> [MATERIAL FOR THIS TASK]:
****

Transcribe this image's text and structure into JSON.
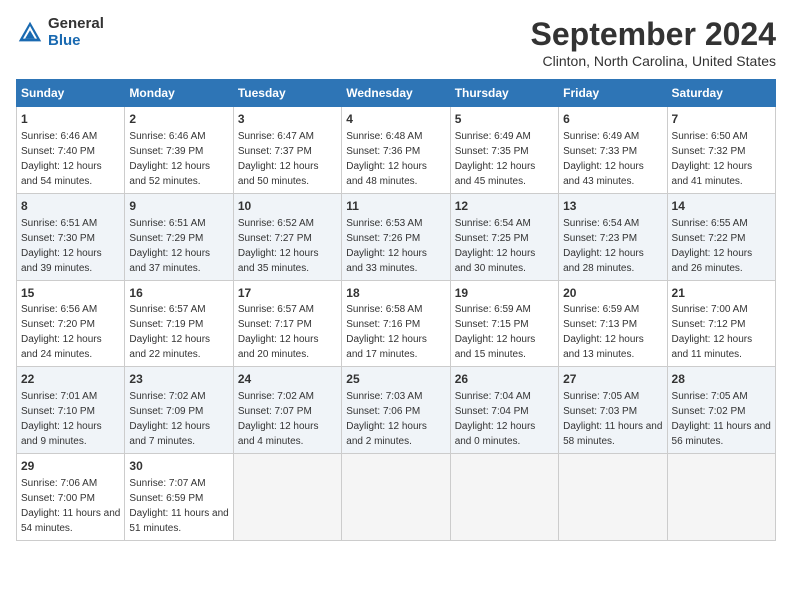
{
  "header": {
    "logo_general": "General",
    "logo_blue": "Blue",
    "title": "September 2024",
    "location": "Clinton, North Carolina, United States"
  },
  "weekdays": [
    "Sunday",
    "Monday",
    "Tuesday",
    "Wednesday",
    "Thursday",
    "Friday",
    "Saturday"
  ],
  "weeks": [
    [
      {
        "num": "1",
        "sunrise": "6:46 AM",
        "sunset": "7:40 PM",
        "daylight": "12 hours and 54 minutes."
      },
      {
        "num": "2",
        "sunrise": "6:46 AM",
        "sunset": "7:39 PM",
        "daylight": "12 hours and 52 minutes."
      },
      {
        "num": "3",
        "sunrise": "6:47 AM",
        "sunset": "7:37 PM",
        "daylight": "12 hours and 50 minutes."
      },
      {
        "num": "4",
        "sunrise": "6:48 AM",
        "sunset": "7:36 PM",
        "daylight": "12 hours and 48 minutes."
      },
      {
        "num": "5",
        "sunrise": "6:49 AM",
        "sunset": "7:35 PM",
        "daylight": "12 hours and 45 minutes."
      },
      {
        "num": "6",
        "sunrise": "6:49 AM",
        "sunset": "7:33 PM",
        "daylight": "12 hours and 43 minutes."
      },
      {
        "num": "7",
        "sunrise": "6:50 AM",
        "sunset": "7:32 PM",
        "daylight": "12 hours and 41 minutes."
      }
    ],
    [
      {
        "num": "8",
        "sunrise": "6:51 AM",
        "sunset": "7:30 PM",
        "daylight": "12 hours and 39 minutes."
      },
      {
        "num": "9",
        "sunrise": "6:51 AM",
        "sunset": "7:29 PM",
        "daylight": "12 hours and 37 minutes."
      },
      {
        "num": "10",
        "sunrise": "6:52 AM",
        "sunset": "7:27 PM",
        "daylight": "12 hours and 35 minutes."
      },
      {
        "num": "11",
        "sunrise": "6:53 AM",
        "sunset": "7:26 PM",
        "daylight": "12 hours and 33 minutes."
      },
      {
        "num": "12",
        "sunrise": "6:54 AM",
        "sunset": "7:25 PM",
        "daylight": "12 hours and 30 minutes."
      },
      {
        "num": "13",
        "sunrise": "6:54 AM",
        "sunset": "7:23 PM",
        "daylight": "12 hours and 28 minutes."
      },
      {
        "num": "14",
        "sunrise": "6:55 AM",
        "sunset": "7:22 PM",
        "daylight": "12 hours and 26 minutes."
      }
    ],
    [
      {
        "num": "15",
        "sunrise": "6:56 AM",
        "sunset": "7:20 PM",
        "daylight": "12 hours and 24 minutes."
      },
      {
        "num": "16",
        "sunrise": "6:57 AM",
        "sunset": "7:19 PM",
        "daylight": "12 hours and 22 minutes."
      },
      {
        "num": "17",
        "sunrise": "6:57 AM",
        "sunset": "7:17 PM",
        "daylight": "12 hours and 20 minutes."
      },
      {
        "num": "18",
        "sunrise": "6:58 AM",
        "sunset": "7:16 PM",
        "daylight": "12 hours and 17 minutes."
      },
      {
        "num": "19",
        "sunrise": "6:59 AM",
        "sunset": "7:15 PM",
        "daylight": "12 hours and 15 minutes."
      },
      {
        "num": "20",
        "sunrise": "6:59 AM",
        "sunset": "7:13 PM",
        "daylight": "12 hours and 13 minutes."
      },
      {
        "num": "21",
        "sunrise": "7:00 AM",
        "sunset": "7:12 PM",
        "daylight": "12 hours and 11 minutes."
      }
    ],
    [
      {
        "num": "22",
        "sunrise": "7:01 AM",
        "sunset": "7:10 PM",
        "daylight": "12 hours and 9 minutes."
      },
      {
        "num": "23",
        "sunrise": "7:02 AM",
        "sunset": "7:09 PM",
        "daylight": "12 hours and 7 minutes."
      },
      {
        "num": "24",
        "sunrise": "7:02 AM",
        "sunset": "7:07 PM",
        "daylight": "12 hours and 4 minutes."
      },
      {
        "num": "25",
        "sunrise": "7:03 AM",
        "sunset": "7:06 PM",
        "daylight": "12 hours and 2 minutes."
      },
      {
        "num": "26",
        "sunrise": "7:04 AM",
        "sunset": "7:04 PM",
        "daylight": "12 hours and 0 minutes."
      },
      {
        "num": "27",
        "sunrise": "7:05 AM",
        "sunset": "7:03 PM",
        "daylight": "11 hours and 58 minutes."
      },
      {
        "num": "28",
        "sunrise": "7:05 AM",
        "sunset": "7:02 PM",
        "daylight": "11 hours and 56 minutes."
      }
    ],
    [
      {
        "num": "29",
        "sunrise": "7:06 AM",
        "sunset": "7:00 PM",
        "daylight": "11 hours and 54 minutes."
      },
      {
        "num": "30",
        "sunrise": "7:07 AM",
        "sunset": "6:59 PM",
        "daylight": "11 hours and 51 minutes."
      },
      null,
      null,
      null,
      null,
      null
    ]
  ]
}
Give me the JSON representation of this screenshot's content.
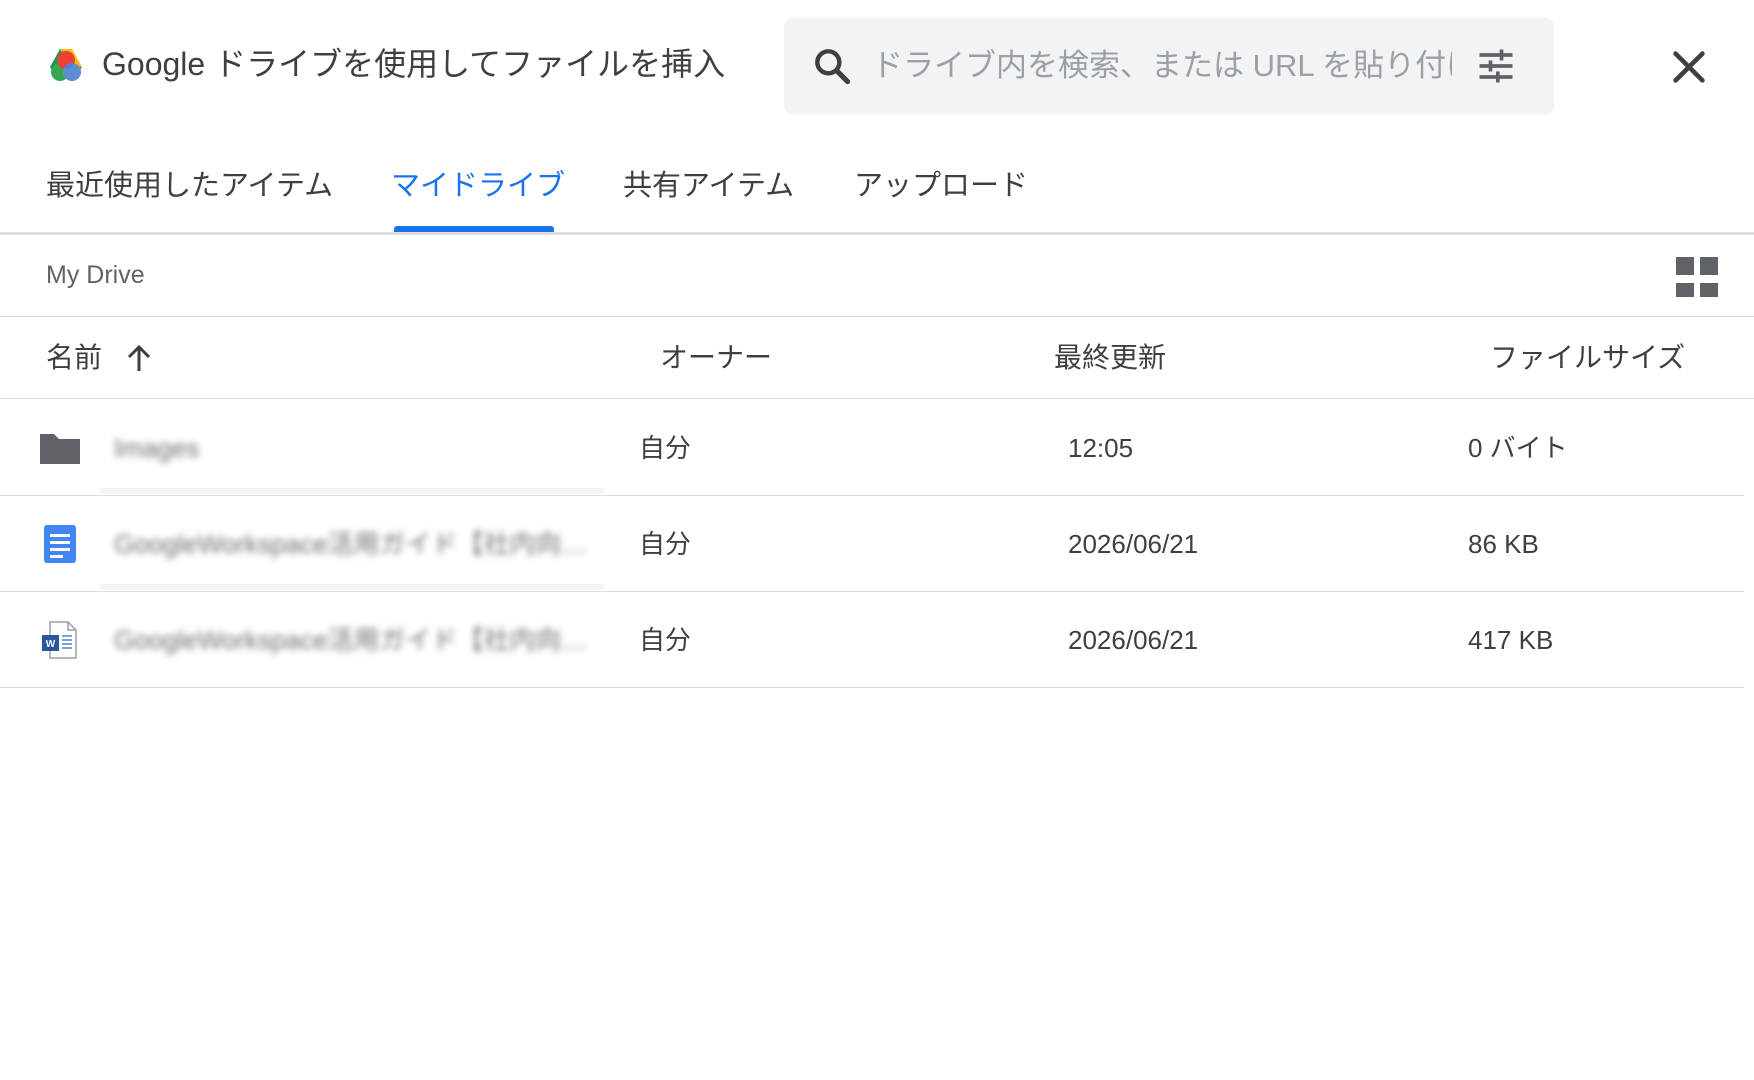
{
  "header": {
    "title": "Google ドライブを使用してファイルを挿入",
    "search_placeholder": "ドライブ内を検索、または URL を貼り付け",
    "search_value": ""
  },
  "tabs": [
    {
      "label": "最近使用したアイテム",
      "active": false
    },
    {
      "label": "マイドライブ",
      "active": true
    },
    {
      "label": "共有アイテム",
      "active": false
    },
    {
      "label": "アップロード",
      "active": false
    }
  ],
  "breadcrumb": "My Drive",
  "columns": {
    "name": "名前",
    "owner": "オーナー",
    "modified": "最終更新",
    "size": "ファイルサイズ"
  },
  "sort": {
    "column": "name",
    "direction": "ascending"
  },
  "files": [
    {
      "type": "folder",
      "icon": "folder-icon",
      "name": "Images",
      "owner": "自分",
      "modified": "12:05",
      "size": "0 バイト"
    },
    {
      "type": "google-doc",
      "icon": "google-docs-icon",
      "name": "GoogleWorkspace活用ガイド【社内向け】_最新版",
      "owner": "自分",
      "modified": "2026/06/21",
      "size": "86 KB"
    },
    {
      "type": "word-doc",
      "icon": "word-document-icon",
      "name": "GoogleWorkspace活用ガイド【社内向け】_最新版",
      "owner": "自分",
      "modified": "2026/06/21",
      "size": "417 KB"
    }
  ],
  "colors": {
    "accent": "#1a73e8",
    "text": "#3c4043",
    "muted": "#5f6368",
    "search_bg": "#f1f3f4",
    "divider": "#dadce0",
    "folder": "#5f6368",
    "docs_blue": "#4285f4",
    "word_blue": "#2b579a"
  }
}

****

> [EXERCISE DETAILS]:
From the material above, copy each line that includes the word "label".

> [TASK OUTPUT]:
      "label": "最近使用したアイテム",
      "label": "マイドライブ",
      "label": "共有アイテム",
      "label": "アップロード",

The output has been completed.